## BEGIN Extracted material
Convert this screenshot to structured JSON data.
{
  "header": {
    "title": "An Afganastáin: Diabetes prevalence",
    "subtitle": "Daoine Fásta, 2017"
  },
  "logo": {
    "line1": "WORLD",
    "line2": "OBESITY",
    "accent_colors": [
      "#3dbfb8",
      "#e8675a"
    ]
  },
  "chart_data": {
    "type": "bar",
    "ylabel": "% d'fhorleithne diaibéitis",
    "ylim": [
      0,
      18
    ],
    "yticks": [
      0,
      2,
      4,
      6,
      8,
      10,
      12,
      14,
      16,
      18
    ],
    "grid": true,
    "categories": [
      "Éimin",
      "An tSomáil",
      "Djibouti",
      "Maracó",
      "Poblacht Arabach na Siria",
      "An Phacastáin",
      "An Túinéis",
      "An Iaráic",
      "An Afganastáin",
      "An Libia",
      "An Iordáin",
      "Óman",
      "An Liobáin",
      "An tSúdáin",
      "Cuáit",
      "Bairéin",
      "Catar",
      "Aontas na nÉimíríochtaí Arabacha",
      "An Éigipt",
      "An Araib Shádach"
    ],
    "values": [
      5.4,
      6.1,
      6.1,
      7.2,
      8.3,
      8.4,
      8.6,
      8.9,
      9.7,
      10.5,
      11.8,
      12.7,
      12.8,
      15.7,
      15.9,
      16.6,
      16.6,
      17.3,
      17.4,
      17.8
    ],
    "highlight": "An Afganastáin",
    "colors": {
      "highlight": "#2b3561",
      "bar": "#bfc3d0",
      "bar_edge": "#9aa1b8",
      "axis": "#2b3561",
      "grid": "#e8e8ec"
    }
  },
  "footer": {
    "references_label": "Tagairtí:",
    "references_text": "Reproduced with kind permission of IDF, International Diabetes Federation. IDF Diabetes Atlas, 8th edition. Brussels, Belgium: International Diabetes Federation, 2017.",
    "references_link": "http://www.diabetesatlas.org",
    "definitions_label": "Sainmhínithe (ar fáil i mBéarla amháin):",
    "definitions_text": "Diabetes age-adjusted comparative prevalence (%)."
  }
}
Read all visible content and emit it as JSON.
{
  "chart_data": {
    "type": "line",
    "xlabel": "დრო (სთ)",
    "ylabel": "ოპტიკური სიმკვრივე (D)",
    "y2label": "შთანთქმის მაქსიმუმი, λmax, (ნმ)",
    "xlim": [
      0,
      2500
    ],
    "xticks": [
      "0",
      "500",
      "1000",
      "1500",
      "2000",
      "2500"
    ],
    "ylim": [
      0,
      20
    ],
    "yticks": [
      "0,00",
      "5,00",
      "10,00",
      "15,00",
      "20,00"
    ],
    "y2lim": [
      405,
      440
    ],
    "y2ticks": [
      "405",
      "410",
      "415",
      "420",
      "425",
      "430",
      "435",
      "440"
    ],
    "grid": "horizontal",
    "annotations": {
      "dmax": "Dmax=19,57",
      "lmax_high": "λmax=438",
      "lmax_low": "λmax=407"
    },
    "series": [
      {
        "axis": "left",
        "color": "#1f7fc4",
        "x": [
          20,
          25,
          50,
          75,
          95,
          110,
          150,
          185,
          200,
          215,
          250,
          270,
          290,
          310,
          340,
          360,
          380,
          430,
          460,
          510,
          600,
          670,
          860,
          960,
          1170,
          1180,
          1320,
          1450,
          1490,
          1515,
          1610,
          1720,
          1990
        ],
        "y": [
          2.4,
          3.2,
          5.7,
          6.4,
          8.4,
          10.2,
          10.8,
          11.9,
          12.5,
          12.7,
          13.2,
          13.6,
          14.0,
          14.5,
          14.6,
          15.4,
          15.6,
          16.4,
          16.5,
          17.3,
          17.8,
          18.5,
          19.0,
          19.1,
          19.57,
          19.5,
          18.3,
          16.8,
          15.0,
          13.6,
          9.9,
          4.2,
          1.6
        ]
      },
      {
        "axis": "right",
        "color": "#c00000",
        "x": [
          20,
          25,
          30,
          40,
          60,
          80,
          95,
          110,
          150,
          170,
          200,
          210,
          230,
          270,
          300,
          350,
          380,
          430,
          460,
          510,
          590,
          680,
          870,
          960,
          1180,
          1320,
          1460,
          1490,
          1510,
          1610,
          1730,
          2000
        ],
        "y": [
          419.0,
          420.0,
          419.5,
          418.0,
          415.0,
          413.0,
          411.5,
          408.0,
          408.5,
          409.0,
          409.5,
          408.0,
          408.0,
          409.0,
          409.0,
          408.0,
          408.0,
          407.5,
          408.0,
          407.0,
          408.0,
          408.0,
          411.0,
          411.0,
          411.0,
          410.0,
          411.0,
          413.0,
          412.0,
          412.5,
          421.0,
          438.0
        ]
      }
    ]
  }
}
## END Extracted material
Reproduce the listing above word for word.

■ Output:
Convert this screenshot to structured JSON data.
{
  "header": {
    "title": "An Afganastáin: Diabetes prevalence",
    "subtitle": "Daoine Fásta, 2017"
  },
  "logo": {
    "line1": "WORLD",
    "line2": "OBESITY",
    "accent_colors": [
      "#3dbfb8",
      "#e8675a"
    ]
  },
  "chart_data": {
    "type": "bar",
    "ylabel": "% d'fhorleithne diaibéitis",
    "ylim": [
      0,
      18
    ],
    "yticks": [
      0,
      2,
      4,
      6,
      8,
      10,
      12,
      14,
      16,
      18
    ],
    "grid": true,
    "categories": [
      "Éimin",
      "An tSomáil",
      "Djibouti",
      "Maracó",
      "Poblacht Arabach na Siria",
      "An Phacastáin",
      "An Túinéis",
      "An Iaráic",
      "An Afganastáin",
      "An Libia",
      "An Iordáin",
      "Óman",
      "An Liobáin",
      "An tSúdáin",
      "Cuáit",
      "Bairéin",
      "Catar",
      "Aontas na nÉimíríochtaí Arabacha",
      "An Éigipt",
      "An Araib Shádach"
    ],
    "values": [
      5.4,
      6.1,
      6.1,
      7.2,
      8.3,
      8.4,
      8.6,
      8.9,
      9.7,
      10.5,
      11.8,
      12.7,
      12.8,
      15.7,
      15.9,
      16.6,
      16.6,
      17.3,
      17.4,
      17.8
    ],
    "highlight": "An Afganastáin",
    "colors": {
      "highlight": "#2b3561",
      "bar": "#bfc3d0",
      "bar_edge": "#9aa1b8",
      "axis": "#2b3561",
      "grid": "#e8e8ec"
    }
  },
  "footer": {
    "references_label": "Tagairtí:",
    "references_text": "Reproduced with kind permission of IDF, International Diabetes Federation. IDF Diabetes Atlas, 8th edition. Brussels, Belgium: International Diabetes Federation, 2017.",
    "references_link": "http://www.diabetesatlas.org",
    "definitions_label": "Sainmhínithe (ar fáil i mBéarla amháin):",
    "definitions_text": "Diabetes age-adjusted comparative prevalence (%)."
  }
}
Read all visible content and emit it as JSON.
{
  "chart_data": {
    "type": "line",
    "xlabel": "დრო (სთ)",
    "ylabel": "ოპტიკური სიმკვრივე (D)",
    "y2label": "შთანთქმის მაქსიმუმი, λmax, (ნმ)",
    "xlim": [
      0,
      2500
    ],
    "xticks": [
      "0",
      "500",
      "1000",
      "1500",
      "2000",
      "2500"
    ],
    "ylim": [
      0,
      20
    ],
    "yticks": [
      "0,00",
      "5,00",
      "10,00",
      "15,00",
      "20,00"
    ],
    "y2lim": [
      405,
      440
    ],
    "y2ticks": [
      "405",
      "410",
      "415",
      "420",
      "425",
      "430",
      "435",
      "440"
    ],
    "grid": "horizontal",
    "annotations": {
      "dmax": "Dmax=19,57",
      "lmax_high": "λmax=438",
      "lmax_low": "λmax=407"
    },
    "series": [
      {
        "axis": "left",
        "color": "#1f7fc4",
        "x": [
          20,
          25,
          50,
          75,
          95,
          110,
          150,
          185,
          200,
          215,
          250,
          270,
          290,
          310,
          340,
          360,
          380,
          430,
          460,
          510,
          600,
          670,
          860,
          960,
          1170,
          1180,
          1320,
          1450,
          1490,
          1515,
          1610,
          1720,
          1990
        ],
        "y": [
          2.4,
          3.2,
          5.7,
          6.4,
          8.4,
          10.2,
          10.8,
          11.9,
          12.5,
          12.7,
          13.2,
          13.6,
          14.0,
          14.5,
          14.6,
          15.4,
          15.6,
          16.4,
          16.5,
          17.3,
          17.8,
          18.5,
          19.0,
          19.1,
          19.57,
          19.5,
          18.3,
          16.8,
          15.0,
          13.6,
          9.9,
          4.2,
          1.6
        ]
      },
      {
        "axis": "right",
        "color": "#c00000",
        "x": [
          20,
          25,
          30,
          40,
          60,
          80,
          95,
          110,
          150,
          170,
          200,
          210,
          230,
          270,
          300,
          350,
          380,
          430,
          460,
          510,
          590,
          680,
          870,
          960,
          1180,
          1320,
          1460,
          1490,
          1510,
          1610,
          1730,
          2000
        ],
        "y": [
          419.0,
          420.0,
          419.5,
          418.0,
          415.0,
          413.0,
          411.5,
          408.0,
          408.5,
          409.0,
          409.5,
          408.0,
          408.0,
          409.0,
          409.0,
          408.0,
          408.0,
          407.5,
          408.0,
          407.0,
          408.0,
          408.0,
          411.0,
          411.0,
          411.0,
          410.0,
          411.0,
          413.0,
          412.0,
          412.5,
          421.0,
          438.0
        ]
      }
    ]
  }
}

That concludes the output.